§ **TEXTE À LIRE**:
--------------------------------

Deux associations portent plainte contre le célèbre chocolatier suisse pour l’assassinat d’un syndicaliste en Colombie. Les plaignants ne sont pas certains d’obtenir gain de cause mais leur démarche entend attirer l’attention sur un phénomène inquiétant : plus de la moitié des syndicalistes assassinés dans le monde le sont en Colombie. La plainte déposée contre Nestlé vise à forcer les grandes multinationales à prendre leur responsabilité en assumant la sécurité de leurs travailleurs dans les filiales colombiennes. Elle soulève aussi de nombreuses questions sur la violence structurelle en Colombie et la nature du modèle néolibéral.

Nestlé ! Nestlé et ses délicieuses céréales fortes en chocolat. Nestlé et le célèbre Maurice qui pousse le bouchon un peu trop loin. Nestlé et ses mannequins au ventre plat qui déambulent une bouteille de Contrex à la main. Nestlé, son chocolat suisse, son lait pour nourrissons, ses croquettes pour chats et ces cinquante coups de couteau… Cinquante coups de couteau plantés dans la chair de Luciano Romero une nuit de septembre en Colombie.

Au-delà de l’univers idyllique des friandises et des contrats-minceur, il y a la réalité d’un géant de l’industrie agro-alimentaire et celle de ce syndicaliste colombien assassiné le dix septembre 2005. Luciano Romero a travaillé pendant plusieurs années pour Cicolac, filiale colombienne de Nestlé que le géant suisse a acquis vers 1997. Romero était engagé dans la défense des travailleurs de l’usine et dénonçait les violations des droits humains commises à l’encontre des syndicalistes. Ce combat lui valut plusieurs arrestations administratives par la police colombienne ainsi que des menaces de groupes paramilitaires.

--------------------------------

§ **ENREGISTREMENTS SOURCES**:

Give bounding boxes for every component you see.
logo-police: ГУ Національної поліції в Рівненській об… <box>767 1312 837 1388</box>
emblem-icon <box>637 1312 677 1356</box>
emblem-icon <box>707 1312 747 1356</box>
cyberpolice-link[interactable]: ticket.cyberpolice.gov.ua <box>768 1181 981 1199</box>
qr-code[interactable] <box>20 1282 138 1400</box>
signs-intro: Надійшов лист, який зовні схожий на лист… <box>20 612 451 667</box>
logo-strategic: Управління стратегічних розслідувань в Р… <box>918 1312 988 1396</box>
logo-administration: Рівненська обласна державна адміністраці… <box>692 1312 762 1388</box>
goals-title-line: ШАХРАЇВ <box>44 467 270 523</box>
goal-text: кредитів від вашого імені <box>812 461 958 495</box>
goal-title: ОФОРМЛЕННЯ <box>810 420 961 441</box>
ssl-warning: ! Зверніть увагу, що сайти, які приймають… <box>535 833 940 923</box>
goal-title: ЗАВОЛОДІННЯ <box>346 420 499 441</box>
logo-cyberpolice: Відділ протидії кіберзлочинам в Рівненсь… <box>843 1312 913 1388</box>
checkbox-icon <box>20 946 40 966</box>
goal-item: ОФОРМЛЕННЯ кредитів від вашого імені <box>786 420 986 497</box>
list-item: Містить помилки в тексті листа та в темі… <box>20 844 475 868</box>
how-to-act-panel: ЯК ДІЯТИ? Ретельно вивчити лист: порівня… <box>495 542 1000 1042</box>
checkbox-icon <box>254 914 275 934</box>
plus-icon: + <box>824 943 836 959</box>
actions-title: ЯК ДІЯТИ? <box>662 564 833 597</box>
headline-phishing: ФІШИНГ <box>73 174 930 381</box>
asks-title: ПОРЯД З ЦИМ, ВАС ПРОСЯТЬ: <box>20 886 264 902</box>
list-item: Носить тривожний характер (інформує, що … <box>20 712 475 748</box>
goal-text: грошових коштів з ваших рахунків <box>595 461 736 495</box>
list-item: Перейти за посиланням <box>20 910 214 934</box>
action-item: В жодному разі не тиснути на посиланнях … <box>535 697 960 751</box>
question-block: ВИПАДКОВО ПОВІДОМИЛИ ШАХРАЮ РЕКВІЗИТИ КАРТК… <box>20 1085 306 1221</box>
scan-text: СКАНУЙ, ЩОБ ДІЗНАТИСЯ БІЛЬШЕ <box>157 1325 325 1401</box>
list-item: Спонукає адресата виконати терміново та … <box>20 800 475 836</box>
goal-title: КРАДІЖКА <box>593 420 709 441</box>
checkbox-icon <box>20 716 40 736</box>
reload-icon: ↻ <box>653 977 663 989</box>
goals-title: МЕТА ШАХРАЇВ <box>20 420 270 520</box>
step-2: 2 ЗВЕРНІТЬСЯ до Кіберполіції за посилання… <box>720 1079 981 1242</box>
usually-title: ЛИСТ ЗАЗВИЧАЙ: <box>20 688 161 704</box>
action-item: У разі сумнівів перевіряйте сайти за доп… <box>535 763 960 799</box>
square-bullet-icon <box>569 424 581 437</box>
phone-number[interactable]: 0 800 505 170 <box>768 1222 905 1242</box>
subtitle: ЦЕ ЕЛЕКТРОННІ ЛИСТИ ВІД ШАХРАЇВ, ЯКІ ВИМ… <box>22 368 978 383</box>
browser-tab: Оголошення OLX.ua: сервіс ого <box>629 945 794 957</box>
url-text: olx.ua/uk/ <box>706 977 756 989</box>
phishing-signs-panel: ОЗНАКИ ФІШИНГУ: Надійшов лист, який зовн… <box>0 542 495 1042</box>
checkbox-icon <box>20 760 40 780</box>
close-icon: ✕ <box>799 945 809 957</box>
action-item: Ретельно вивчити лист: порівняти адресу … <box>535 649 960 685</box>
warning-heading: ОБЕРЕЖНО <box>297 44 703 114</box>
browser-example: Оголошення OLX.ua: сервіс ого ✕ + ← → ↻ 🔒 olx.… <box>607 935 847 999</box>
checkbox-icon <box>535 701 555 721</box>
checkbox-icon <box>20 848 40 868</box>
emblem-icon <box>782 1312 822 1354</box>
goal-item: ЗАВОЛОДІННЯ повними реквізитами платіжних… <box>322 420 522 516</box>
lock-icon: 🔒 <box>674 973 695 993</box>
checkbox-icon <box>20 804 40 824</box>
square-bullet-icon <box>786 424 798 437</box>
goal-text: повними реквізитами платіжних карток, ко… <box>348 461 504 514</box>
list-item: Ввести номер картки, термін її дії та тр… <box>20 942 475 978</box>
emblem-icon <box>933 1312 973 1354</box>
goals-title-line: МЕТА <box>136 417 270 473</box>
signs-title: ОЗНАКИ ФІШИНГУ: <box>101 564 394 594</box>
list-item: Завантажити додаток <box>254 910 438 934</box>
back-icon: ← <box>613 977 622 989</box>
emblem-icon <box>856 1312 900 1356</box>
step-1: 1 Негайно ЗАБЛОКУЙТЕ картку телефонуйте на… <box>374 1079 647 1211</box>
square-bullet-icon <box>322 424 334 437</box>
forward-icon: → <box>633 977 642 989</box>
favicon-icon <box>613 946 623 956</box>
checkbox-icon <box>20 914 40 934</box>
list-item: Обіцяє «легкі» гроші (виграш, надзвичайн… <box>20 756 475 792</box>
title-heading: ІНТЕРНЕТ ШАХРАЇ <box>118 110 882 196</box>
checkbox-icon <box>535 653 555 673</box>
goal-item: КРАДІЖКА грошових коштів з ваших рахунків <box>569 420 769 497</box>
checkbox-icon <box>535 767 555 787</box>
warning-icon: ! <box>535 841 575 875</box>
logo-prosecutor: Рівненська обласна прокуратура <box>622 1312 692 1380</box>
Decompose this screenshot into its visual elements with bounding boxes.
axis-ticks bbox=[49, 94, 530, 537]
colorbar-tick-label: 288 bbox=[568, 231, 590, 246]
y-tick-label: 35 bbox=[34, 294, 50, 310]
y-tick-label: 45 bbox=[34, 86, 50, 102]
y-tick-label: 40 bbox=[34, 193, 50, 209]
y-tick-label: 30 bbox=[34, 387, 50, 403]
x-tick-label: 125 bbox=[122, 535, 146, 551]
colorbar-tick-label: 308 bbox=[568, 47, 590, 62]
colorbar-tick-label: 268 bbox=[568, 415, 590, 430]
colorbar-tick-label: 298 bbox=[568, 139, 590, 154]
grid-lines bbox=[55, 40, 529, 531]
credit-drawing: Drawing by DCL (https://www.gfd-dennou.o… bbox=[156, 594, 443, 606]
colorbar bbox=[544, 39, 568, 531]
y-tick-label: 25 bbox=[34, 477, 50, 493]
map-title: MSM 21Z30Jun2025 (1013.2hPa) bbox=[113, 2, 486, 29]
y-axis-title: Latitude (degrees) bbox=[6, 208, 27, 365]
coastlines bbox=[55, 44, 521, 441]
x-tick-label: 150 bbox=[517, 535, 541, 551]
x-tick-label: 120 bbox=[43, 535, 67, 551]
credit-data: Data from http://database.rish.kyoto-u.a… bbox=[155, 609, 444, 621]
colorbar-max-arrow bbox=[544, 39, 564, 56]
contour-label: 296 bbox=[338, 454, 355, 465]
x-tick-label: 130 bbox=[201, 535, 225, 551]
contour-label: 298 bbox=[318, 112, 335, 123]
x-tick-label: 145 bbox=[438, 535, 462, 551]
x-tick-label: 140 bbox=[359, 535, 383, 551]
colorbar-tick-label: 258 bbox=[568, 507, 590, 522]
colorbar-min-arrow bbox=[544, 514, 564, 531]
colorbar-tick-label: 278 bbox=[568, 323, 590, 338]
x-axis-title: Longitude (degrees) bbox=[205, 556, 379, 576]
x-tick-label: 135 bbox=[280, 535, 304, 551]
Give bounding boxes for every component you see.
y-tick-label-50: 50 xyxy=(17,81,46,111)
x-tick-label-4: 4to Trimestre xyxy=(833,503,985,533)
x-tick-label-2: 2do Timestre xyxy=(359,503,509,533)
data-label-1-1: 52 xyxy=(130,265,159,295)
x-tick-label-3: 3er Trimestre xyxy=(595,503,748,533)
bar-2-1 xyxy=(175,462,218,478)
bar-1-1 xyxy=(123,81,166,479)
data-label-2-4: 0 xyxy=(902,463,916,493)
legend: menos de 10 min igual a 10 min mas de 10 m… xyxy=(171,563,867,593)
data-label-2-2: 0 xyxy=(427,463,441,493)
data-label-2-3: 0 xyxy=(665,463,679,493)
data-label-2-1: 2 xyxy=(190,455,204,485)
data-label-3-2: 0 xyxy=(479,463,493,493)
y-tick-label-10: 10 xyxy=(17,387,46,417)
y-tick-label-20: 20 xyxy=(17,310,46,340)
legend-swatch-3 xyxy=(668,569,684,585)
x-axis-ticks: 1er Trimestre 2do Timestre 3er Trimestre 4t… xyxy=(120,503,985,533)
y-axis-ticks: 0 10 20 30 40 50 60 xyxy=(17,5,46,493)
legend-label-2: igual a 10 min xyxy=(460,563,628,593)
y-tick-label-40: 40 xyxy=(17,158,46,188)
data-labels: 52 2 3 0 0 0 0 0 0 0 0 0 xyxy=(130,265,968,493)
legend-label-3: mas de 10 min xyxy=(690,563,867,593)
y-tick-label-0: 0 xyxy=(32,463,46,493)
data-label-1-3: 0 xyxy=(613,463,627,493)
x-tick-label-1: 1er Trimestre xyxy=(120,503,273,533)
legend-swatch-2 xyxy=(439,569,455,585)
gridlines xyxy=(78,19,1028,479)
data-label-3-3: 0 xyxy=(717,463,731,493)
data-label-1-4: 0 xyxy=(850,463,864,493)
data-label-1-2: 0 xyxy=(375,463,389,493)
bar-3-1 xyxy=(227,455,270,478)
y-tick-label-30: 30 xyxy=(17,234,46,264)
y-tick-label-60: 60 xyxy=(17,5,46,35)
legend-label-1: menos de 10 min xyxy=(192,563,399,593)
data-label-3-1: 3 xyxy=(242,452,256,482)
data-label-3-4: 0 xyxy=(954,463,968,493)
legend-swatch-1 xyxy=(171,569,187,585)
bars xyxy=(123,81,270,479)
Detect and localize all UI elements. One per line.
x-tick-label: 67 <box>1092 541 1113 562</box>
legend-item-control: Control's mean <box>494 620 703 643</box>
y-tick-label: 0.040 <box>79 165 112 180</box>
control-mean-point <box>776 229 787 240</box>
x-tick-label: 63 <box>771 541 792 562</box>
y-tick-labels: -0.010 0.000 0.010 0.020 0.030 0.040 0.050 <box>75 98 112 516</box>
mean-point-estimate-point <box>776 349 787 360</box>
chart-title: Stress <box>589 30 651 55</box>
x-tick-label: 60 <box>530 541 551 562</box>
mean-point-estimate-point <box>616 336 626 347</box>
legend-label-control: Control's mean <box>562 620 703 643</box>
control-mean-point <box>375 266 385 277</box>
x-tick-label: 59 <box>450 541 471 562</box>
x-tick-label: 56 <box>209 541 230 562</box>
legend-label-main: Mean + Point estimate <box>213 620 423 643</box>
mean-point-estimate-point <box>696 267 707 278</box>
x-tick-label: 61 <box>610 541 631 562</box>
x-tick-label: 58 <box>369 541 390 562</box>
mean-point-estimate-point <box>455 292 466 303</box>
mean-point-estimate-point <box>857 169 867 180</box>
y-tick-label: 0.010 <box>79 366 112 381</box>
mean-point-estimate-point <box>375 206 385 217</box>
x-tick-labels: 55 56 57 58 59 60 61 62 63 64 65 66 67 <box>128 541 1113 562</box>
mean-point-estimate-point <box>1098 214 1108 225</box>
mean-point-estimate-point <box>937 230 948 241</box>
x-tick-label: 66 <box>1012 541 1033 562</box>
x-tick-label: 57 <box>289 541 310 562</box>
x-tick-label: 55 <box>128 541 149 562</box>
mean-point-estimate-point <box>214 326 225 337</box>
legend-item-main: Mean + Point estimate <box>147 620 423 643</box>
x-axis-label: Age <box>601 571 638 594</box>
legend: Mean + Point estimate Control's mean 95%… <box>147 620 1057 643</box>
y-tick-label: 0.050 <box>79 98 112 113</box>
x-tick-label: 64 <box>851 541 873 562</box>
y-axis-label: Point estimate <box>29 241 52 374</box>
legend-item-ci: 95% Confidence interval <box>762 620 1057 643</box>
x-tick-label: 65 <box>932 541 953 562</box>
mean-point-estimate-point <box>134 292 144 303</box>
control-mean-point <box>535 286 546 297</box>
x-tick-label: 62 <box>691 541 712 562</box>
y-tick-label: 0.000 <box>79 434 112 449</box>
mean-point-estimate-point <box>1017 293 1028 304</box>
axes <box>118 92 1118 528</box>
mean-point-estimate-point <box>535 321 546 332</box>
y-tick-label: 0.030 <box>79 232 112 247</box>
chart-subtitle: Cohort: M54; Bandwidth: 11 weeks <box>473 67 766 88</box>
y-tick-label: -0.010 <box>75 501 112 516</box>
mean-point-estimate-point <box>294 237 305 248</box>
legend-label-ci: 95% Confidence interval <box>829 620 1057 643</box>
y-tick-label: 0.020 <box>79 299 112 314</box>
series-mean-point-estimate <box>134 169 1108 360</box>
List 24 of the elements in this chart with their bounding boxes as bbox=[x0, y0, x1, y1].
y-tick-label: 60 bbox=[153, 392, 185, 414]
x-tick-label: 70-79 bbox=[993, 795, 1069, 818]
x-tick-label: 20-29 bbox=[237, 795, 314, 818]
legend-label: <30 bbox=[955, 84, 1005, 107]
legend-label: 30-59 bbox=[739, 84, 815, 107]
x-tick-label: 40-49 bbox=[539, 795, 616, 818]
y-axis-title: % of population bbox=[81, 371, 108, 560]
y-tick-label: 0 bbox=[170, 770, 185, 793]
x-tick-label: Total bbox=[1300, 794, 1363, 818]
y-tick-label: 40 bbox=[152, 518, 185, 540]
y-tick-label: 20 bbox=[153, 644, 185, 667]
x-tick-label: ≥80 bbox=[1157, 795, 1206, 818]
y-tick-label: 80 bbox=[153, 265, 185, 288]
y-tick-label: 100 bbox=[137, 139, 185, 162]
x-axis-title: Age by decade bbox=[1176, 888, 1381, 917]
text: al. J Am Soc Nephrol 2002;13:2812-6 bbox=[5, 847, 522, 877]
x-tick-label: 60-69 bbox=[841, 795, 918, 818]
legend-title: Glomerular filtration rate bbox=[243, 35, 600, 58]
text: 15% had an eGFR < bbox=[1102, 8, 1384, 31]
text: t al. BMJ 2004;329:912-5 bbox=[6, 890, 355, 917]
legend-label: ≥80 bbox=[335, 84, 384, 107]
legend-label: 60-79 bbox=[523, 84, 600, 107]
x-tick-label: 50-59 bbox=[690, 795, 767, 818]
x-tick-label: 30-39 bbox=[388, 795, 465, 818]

--------------------------------

§ **CONSIGNE ÉCRITE 1**: Mettez à jour le passage du texte sur la plainte contre Nestlé qui commence à « Deux associations portent » et se termine à « du modèle néolibéral. », en y remplaçant « multinationales » par « entreprises ».
§ **CONSIGNE ÉCRITE 2**: Recopiez à l'identique les enregistrements, en commençant à leur tout début et en terminant à la ligne qui contient « logo-administration: Рівненська обласна », cette ligne comprise.
Le texte et les enregistrements ne proviennent pas de la même source.

§ **CORRIGÉ 1**:
Deux associations portent plainte contre le célèbre chocolatier suisse pour l’assassinat d’un syndicaliste en Colombie. Les plaignants ne sont pas certains d’obtenir gain de cause mais leur démarche entend attirer l’attention sur un phénomène inquiétant : plus de la moitié des syndicalistes assassinés dans le monde le sont en Colombie. La plainte déposée contre Nestlé vise à forcer les grandes entreprises à prendre leur responsabilité en assumant la sécurité de leurs travailleurs dans les filiales colombiennes. Elle soulève aussi de nombreuses questions sur la violence structurelle en Colombie et la nature du modèle néolibéral.

§ **CORRIGÉ 2**:
Give bounding boxes for every component you see.
logo-police: ГУ Національної поліції в Рівненській об… <box>767 1312 837 1388</box>
emblem-icon <box>637 1312 677 1356</box>
emblem-icon <box>707 1312 747 1356</box>
cyberpolice-link[interactable]: ticket.cyberpolice.gov.ua <box>768 1181 981 1199</box>
qr-code[interactable] <box>20 1282 138 1400</box>
signs-intro: Надійшов лист, який зовні схожий на лист… <box>20 612 451 667</box>
logo-strategic: Управління стратегічних розслідувань в Р… <box>918 1312 988 1396</box>
logo-administration: Рівненська обласна державна адміністраці… <box>692 1312 762 1388</box>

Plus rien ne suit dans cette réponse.